Ils réclament la prise en charge de leurs préoccupations – Les intendants menacent de boycotter la reprise

A l’instar des adjoints de l’éducation, qui ont prévu une grève nationale le 9 septembre prochain, les intendants de l’éducation nationale menacent, à leur tour, de perturber la rentrée scolaire.

La coordination nationale des fonctionnaires des services économiques, qui est sous l’égide de l’Union générale des travailleurs algériens (UGTA), a décidé le boycott de tous les services administratifs et les réunions qui regroupent ces derniers avec l’administration. En signe de protestation contre la non prise en charge réelle et effective de leurs revendications, les économes et les intendants de l’éducation ont pris la décision de « ne pas assurer l’opération de versement de la prime de scolarité à pas moins de trois millions d’élèves nécessiteux, et de ne pas assurer la vente des manuels scolaires à plus de 8 millions d’élèves », selon un membre de cette coordination. Le recours à ces mouvements de protestation, explique-t-il, interviendra afin d’exiger au ministère de l’Education nationale la rétribution, aux intendants, des indemnités d’expérience professionnelle et de documentation. Par ailleurs, la coordination nationale des fonctionnaires des services économiques a tenu à rappeler que « l’indemnité de l’expérience pédagogique a été instituée par le décret exécutif n° 90-192 du 23 juin 1990, tandis que celle de la documentation pédagogique, par le décret présidentiel n° 02-330 du 10 octobre 2002 ». Les intendants de l’éducation, faut-il le rappeler, revendiquent une revalorisation, au même niveau que les autres corps de l’éducation. Cette revalorisation doit correspondre, selon la même source, aux différentes missions qu’ils assurent dans les établissements scolaires. Celles-ci varient entre la comptabilité la formation, la gestion ainsi que la vente des manuels scolaires.

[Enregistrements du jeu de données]
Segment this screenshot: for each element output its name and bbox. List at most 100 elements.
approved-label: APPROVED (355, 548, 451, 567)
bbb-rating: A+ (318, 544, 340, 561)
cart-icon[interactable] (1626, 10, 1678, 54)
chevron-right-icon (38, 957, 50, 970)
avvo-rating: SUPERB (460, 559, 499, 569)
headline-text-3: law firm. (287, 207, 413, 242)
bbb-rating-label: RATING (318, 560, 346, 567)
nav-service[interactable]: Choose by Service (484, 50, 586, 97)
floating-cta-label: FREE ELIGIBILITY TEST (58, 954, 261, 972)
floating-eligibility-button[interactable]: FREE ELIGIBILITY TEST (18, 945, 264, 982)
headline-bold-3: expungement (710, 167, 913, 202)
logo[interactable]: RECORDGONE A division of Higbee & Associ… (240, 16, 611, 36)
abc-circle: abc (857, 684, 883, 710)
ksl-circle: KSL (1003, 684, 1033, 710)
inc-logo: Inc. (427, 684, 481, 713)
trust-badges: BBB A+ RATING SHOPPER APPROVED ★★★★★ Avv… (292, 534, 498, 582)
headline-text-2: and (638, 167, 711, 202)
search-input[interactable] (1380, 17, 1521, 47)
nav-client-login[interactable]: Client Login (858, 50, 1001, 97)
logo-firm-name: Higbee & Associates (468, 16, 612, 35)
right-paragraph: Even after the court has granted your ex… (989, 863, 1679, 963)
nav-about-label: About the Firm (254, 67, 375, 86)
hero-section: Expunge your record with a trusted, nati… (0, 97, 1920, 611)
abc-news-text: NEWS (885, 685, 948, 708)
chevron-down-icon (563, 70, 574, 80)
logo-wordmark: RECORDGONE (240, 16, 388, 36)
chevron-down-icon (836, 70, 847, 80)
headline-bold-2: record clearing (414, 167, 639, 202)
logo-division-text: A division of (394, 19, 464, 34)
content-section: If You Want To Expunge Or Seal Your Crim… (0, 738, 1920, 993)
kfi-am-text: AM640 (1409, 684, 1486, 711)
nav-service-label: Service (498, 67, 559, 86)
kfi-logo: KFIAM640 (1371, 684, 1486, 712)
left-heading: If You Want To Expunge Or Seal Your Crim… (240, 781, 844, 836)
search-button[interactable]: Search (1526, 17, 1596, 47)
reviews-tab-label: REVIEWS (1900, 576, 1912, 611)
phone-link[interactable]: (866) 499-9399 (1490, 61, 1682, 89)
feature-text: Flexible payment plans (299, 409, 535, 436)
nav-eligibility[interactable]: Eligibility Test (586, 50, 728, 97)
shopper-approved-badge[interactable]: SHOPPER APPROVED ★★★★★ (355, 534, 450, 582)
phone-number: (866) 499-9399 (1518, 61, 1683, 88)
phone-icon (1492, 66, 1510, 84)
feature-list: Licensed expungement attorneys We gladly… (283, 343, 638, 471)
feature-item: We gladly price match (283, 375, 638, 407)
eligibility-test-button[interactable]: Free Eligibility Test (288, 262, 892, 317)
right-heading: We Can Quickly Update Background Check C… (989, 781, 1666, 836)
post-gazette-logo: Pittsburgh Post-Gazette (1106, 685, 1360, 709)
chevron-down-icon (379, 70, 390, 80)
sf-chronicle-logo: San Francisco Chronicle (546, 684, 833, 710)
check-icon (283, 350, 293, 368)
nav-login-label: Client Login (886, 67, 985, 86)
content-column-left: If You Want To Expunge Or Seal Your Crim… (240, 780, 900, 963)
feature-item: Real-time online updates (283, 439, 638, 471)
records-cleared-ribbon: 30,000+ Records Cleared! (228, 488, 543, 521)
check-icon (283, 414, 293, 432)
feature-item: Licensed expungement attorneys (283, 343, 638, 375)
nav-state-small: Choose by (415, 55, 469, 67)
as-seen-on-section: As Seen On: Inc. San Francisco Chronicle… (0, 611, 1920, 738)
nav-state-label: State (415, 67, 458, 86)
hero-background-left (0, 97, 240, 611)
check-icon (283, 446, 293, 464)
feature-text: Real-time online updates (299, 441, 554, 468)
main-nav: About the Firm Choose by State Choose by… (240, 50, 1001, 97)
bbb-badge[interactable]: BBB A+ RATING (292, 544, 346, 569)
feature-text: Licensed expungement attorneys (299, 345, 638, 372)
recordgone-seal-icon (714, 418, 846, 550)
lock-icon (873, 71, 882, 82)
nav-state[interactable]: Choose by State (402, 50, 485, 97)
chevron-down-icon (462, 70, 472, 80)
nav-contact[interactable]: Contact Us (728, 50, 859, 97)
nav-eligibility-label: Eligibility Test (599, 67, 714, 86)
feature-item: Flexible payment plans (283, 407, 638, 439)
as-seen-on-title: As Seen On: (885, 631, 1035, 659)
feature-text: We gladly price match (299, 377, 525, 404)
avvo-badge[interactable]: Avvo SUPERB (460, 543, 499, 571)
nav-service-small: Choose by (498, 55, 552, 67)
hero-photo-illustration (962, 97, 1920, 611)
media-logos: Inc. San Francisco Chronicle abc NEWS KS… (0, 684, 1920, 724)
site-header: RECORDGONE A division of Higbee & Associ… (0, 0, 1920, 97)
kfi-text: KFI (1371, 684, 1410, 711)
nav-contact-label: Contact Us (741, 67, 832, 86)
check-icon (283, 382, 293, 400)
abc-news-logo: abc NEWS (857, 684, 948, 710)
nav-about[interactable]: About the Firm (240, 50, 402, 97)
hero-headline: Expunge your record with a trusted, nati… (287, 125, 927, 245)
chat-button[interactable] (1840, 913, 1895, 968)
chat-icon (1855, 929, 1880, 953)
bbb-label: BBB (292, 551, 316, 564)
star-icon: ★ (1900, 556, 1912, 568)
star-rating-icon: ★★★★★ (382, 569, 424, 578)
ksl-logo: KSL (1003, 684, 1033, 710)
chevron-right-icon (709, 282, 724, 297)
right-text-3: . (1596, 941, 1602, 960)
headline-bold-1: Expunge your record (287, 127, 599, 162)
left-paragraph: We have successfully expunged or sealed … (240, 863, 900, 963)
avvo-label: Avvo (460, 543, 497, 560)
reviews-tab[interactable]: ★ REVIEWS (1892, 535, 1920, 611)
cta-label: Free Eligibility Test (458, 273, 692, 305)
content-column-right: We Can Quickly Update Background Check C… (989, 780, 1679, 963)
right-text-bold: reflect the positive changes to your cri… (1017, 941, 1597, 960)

CONSIGNE =
Répondez à ces questions sur l'article consacré aux intendants de l'éducation :
1. À quelle date les adjoints de l'éducation ont-ils prévu leur grève nationale ?
2. À combien d'élèves nécessiteux les intendants menacent-ils de ne pas verser la prime de scolarité ?
3. Par quel texte l'indemnité de la documentation pédagogique a-t-elle été instituée ?
Les entrées ne servent à rien pour cet exercice.

RÉPONSE =
1. Le 9 septembre.
2. À pas moins de trois millions d'élèves.
3. Par le décret présidentiel n° 02-330 du 10 octobre 2002.